> **INSTRUCTION**: Read through the entries below and return each line with the word "كلمة".

> **GIVEN DATA**:
· · · · ·

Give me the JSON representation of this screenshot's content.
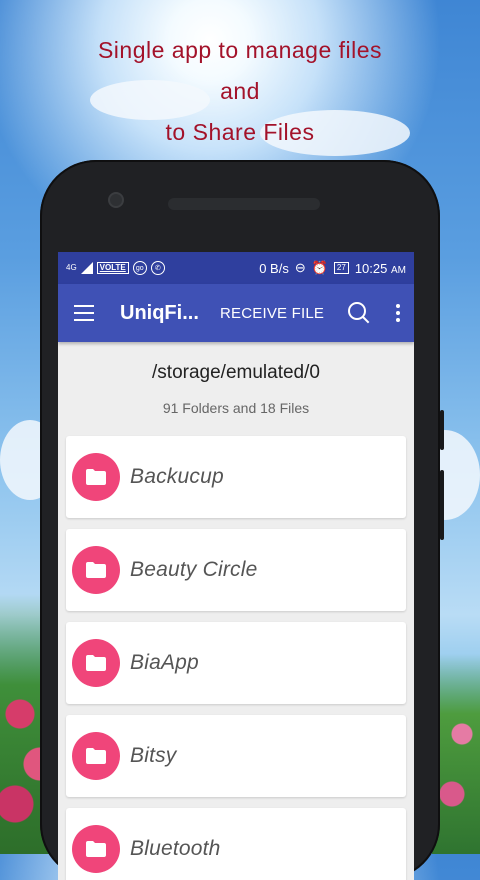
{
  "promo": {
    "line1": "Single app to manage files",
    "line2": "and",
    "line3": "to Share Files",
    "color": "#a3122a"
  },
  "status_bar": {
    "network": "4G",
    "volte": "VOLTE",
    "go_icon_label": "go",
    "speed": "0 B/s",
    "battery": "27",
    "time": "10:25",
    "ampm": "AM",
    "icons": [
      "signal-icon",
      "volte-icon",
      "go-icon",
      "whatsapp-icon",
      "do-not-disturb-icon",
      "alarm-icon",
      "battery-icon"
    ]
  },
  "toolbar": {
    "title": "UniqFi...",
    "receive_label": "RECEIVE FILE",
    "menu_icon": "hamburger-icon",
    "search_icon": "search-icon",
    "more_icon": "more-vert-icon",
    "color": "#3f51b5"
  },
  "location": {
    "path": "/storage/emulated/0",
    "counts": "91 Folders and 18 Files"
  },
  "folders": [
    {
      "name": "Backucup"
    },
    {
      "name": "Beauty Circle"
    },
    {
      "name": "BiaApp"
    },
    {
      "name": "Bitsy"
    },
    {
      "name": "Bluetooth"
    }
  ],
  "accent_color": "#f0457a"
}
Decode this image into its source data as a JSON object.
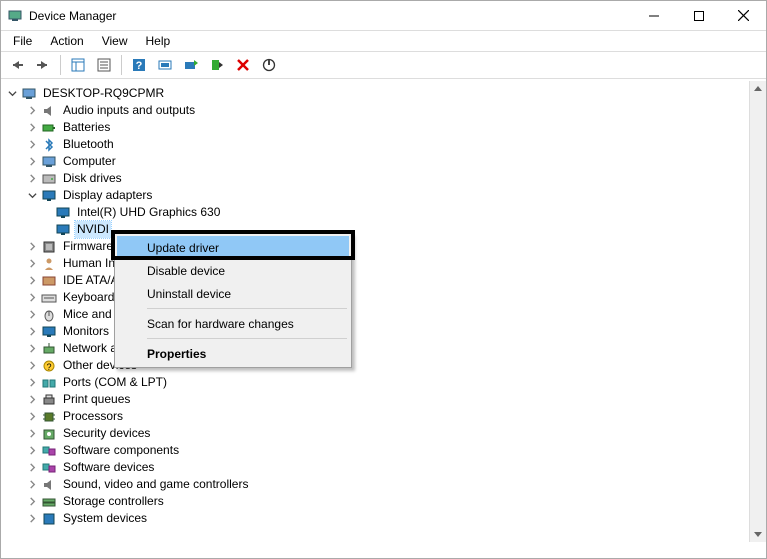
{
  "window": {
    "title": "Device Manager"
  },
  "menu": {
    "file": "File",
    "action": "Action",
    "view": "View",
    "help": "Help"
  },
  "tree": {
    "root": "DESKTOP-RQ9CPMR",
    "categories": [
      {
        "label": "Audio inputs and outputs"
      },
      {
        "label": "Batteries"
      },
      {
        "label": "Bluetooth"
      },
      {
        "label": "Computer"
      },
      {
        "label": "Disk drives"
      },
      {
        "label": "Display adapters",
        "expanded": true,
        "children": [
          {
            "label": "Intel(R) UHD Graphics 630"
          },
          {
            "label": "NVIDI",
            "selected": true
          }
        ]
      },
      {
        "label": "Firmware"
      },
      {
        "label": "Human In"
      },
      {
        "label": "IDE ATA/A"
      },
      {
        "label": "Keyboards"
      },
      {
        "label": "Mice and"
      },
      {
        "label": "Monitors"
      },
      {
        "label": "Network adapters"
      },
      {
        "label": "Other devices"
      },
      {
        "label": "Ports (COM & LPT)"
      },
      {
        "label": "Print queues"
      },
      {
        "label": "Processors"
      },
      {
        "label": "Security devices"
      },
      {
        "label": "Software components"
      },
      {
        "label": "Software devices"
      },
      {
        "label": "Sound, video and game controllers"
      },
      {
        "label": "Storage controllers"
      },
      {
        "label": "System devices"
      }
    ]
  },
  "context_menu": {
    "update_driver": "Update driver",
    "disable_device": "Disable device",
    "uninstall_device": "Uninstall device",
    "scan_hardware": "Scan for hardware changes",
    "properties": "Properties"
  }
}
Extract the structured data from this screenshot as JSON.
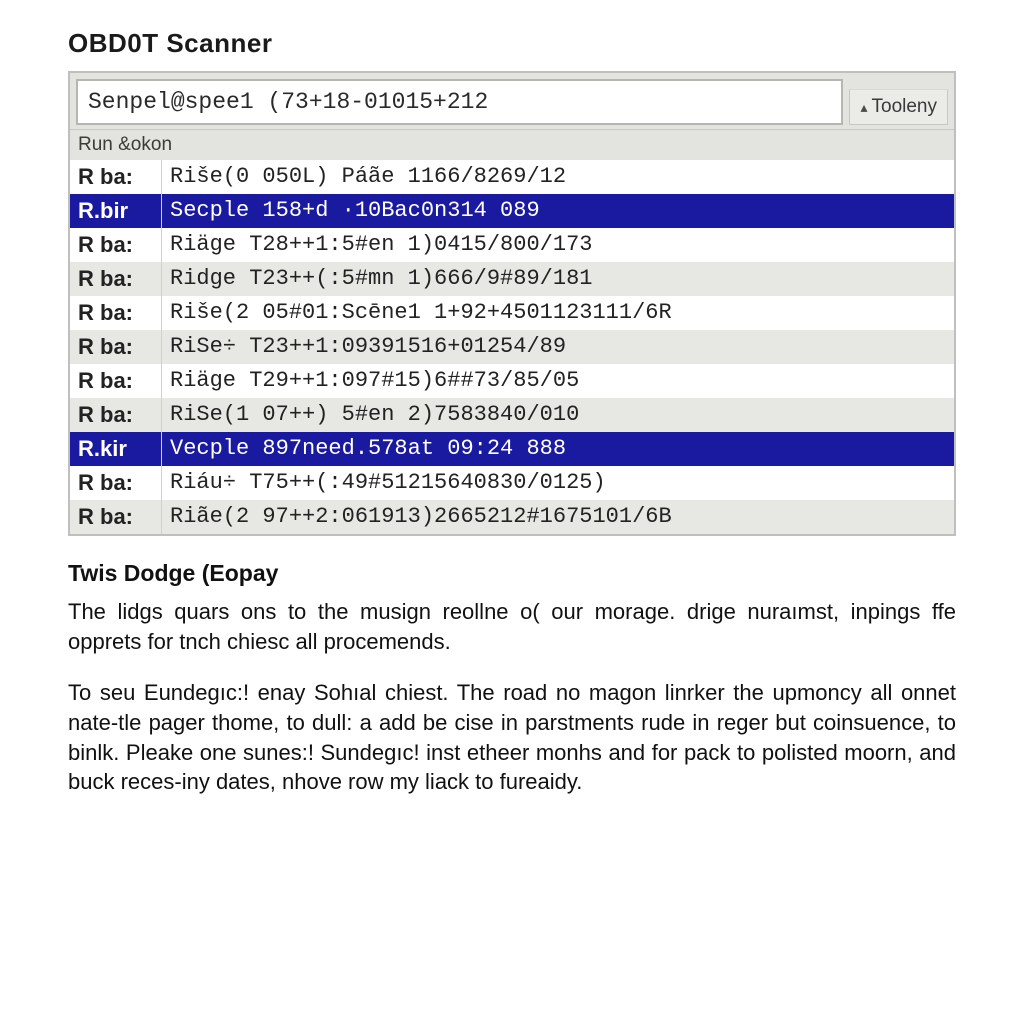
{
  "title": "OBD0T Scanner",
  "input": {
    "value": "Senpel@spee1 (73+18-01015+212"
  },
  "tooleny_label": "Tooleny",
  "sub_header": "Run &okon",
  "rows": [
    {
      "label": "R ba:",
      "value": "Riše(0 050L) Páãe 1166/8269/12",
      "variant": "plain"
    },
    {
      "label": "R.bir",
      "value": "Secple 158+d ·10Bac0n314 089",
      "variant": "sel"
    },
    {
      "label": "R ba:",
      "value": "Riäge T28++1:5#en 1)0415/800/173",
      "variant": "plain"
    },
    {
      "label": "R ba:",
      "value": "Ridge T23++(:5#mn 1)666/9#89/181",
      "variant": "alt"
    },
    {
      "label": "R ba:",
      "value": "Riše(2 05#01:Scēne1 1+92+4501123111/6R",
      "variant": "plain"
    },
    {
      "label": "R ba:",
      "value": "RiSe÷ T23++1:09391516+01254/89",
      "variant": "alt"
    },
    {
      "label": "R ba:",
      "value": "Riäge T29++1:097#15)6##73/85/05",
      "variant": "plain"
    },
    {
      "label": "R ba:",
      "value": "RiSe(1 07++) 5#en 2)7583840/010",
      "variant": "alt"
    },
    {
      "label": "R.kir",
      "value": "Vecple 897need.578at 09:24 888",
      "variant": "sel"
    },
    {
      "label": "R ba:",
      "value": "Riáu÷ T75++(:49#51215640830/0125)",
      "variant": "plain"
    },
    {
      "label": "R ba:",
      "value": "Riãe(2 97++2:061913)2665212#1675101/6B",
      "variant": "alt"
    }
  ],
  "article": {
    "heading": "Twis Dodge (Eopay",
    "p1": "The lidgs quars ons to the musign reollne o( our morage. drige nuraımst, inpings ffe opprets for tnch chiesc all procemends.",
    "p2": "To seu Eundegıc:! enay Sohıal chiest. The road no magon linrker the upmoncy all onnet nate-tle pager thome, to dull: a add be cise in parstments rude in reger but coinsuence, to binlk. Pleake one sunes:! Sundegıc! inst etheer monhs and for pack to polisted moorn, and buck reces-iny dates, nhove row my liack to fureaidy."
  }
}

· · · · ·

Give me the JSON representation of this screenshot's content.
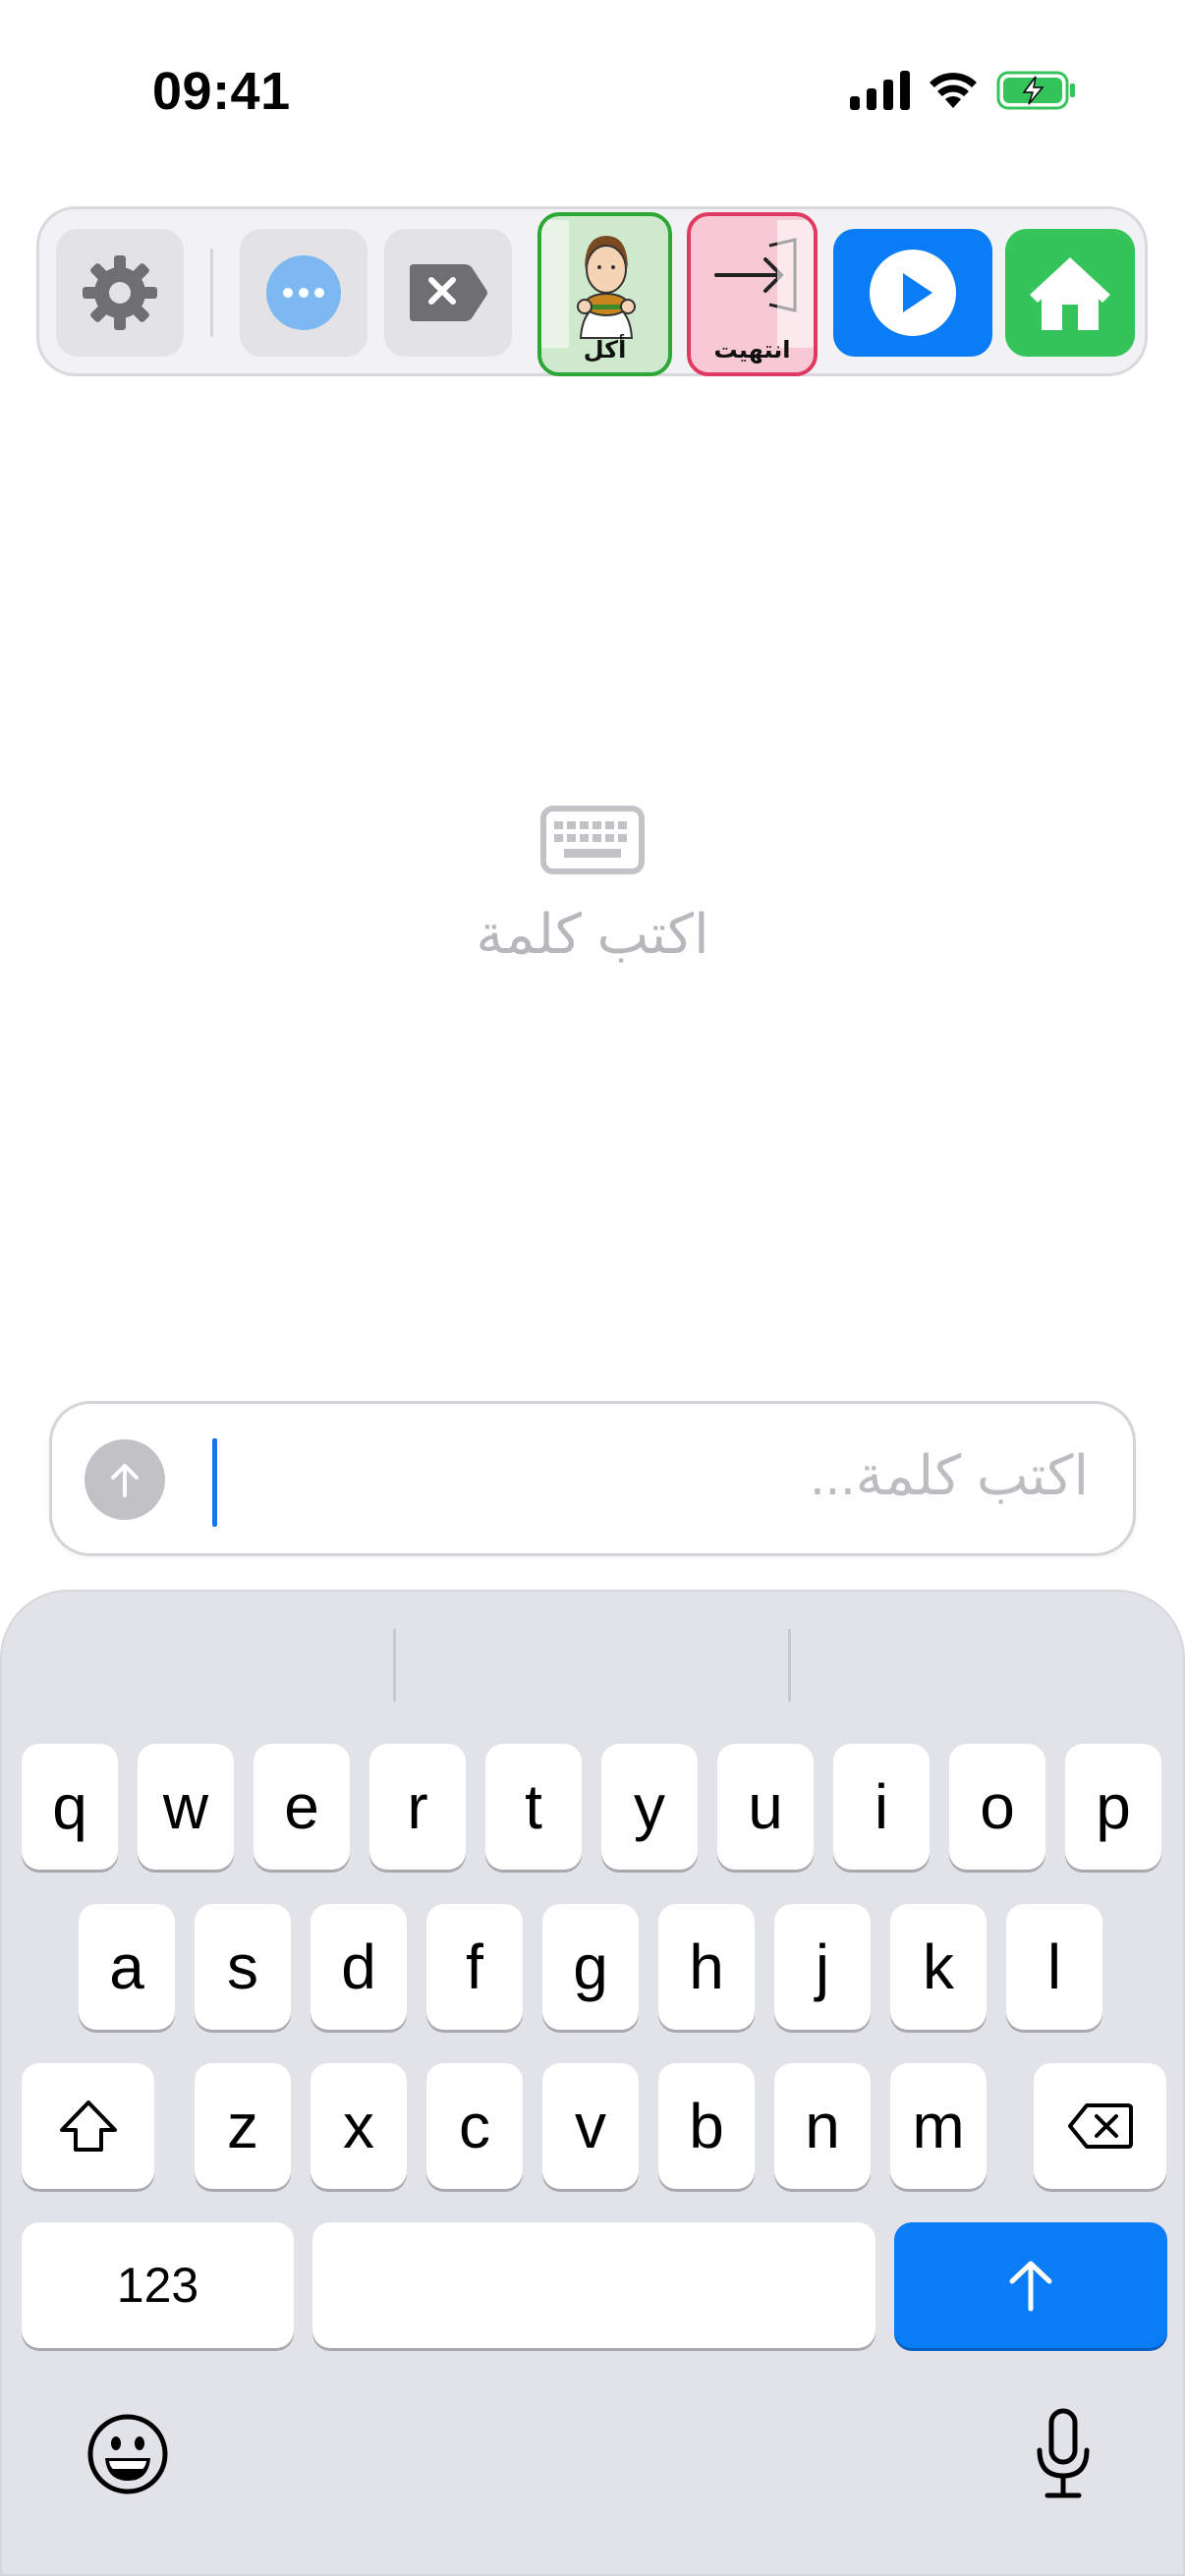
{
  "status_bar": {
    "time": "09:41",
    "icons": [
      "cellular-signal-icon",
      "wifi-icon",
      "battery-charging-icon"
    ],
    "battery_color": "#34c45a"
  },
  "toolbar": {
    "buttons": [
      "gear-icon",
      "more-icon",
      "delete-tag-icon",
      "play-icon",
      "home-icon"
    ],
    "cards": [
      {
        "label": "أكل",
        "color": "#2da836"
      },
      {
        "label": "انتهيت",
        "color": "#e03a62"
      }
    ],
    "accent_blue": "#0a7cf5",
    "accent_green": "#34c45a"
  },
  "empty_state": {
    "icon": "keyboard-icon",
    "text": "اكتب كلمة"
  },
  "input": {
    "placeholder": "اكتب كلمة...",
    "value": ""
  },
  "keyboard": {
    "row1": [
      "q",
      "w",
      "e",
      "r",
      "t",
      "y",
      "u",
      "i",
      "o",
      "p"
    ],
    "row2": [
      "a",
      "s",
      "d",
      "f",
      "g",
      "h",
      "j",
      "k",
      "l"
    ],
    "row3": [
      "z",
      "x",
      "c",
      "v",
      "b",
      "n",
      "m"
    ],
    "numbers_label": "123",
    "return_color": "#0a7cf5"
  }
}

· · · · ·

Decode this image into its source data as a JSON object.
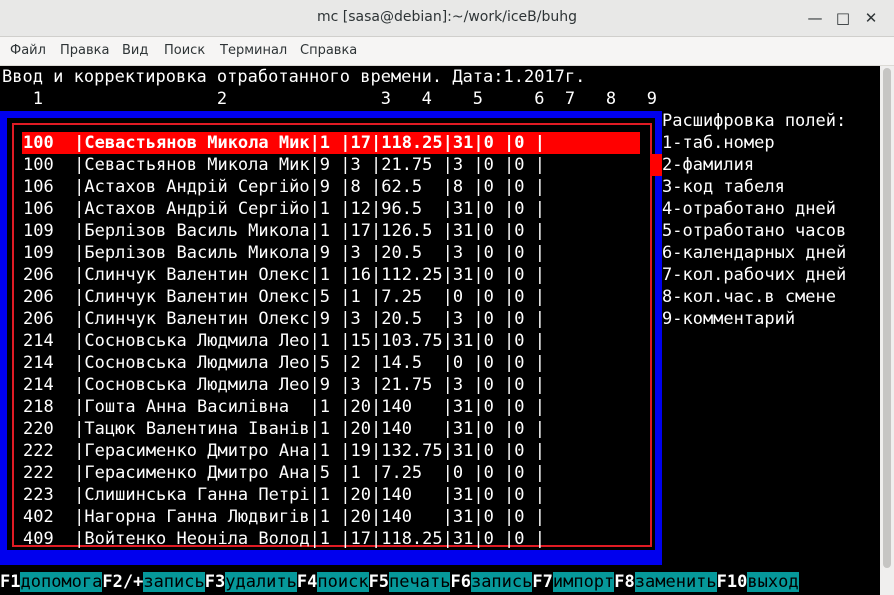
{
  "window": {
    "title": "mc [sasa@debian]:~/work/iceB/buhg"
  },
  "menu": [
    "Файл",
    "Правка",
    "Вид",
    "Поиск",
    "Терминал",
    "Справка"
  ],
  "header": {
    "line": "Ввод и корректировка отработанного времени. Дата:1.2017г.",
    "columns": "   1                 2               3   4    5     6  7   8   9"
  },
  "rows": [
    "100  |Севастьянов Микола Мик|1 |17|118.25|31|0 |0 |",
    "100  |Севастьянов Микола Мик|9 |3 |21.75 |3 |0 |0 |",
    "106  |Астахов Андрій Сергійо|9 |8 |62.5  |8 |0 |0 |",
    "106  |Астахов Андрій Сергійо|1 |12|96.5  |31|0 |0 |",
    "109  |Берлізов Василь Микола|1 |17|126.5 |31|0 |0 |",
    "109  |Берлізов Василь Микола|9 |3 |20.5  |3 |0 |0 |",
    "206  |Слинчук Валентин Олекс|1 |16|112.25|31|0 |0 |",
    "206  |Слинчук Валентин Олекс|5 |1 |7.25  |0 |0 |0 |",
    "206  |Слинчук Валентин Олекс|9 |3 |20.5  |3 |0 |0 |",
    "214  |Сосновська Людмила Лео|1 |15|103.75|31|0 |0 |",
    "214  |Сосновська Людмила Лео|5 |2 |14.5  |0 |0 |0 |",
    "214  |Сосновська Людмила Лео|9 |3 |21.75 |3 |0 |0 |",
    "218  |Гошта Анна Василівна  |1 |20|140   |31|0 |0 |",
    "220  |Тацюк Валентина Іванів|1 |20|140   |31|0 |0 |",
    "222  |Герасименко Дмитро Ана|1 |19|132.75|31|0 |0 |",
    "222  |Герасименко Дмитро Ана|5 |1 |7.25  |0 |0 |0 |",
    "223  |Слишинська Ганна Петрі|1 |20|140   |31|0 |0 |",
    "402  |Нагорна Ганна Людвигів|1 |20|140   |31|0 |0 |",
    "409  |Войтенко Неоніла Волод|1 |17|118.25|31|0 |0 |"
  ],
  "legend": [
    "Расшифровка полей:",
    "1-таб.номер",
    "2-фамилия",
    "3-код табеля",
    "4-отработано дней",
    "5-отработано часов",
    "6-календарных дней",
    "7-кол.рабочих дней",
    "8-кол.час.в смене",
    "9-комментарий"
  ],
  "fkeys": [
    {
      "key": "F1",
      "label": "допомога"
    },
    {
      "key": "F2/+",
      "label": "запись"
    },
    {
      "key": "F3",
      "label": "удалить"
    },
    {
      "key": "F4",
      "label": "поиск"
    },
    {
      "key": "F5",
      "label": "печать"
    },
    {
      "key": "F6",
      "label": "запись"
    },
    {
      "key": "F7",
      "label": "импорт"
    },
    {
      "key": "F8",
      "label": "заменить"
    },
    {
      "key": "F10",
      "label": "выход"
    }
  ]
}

· · · · ·

> **EXERCISE RESPONSE**:
    "text": "اكتب كلمة"
    "placeholder": "اكتب كلمة...",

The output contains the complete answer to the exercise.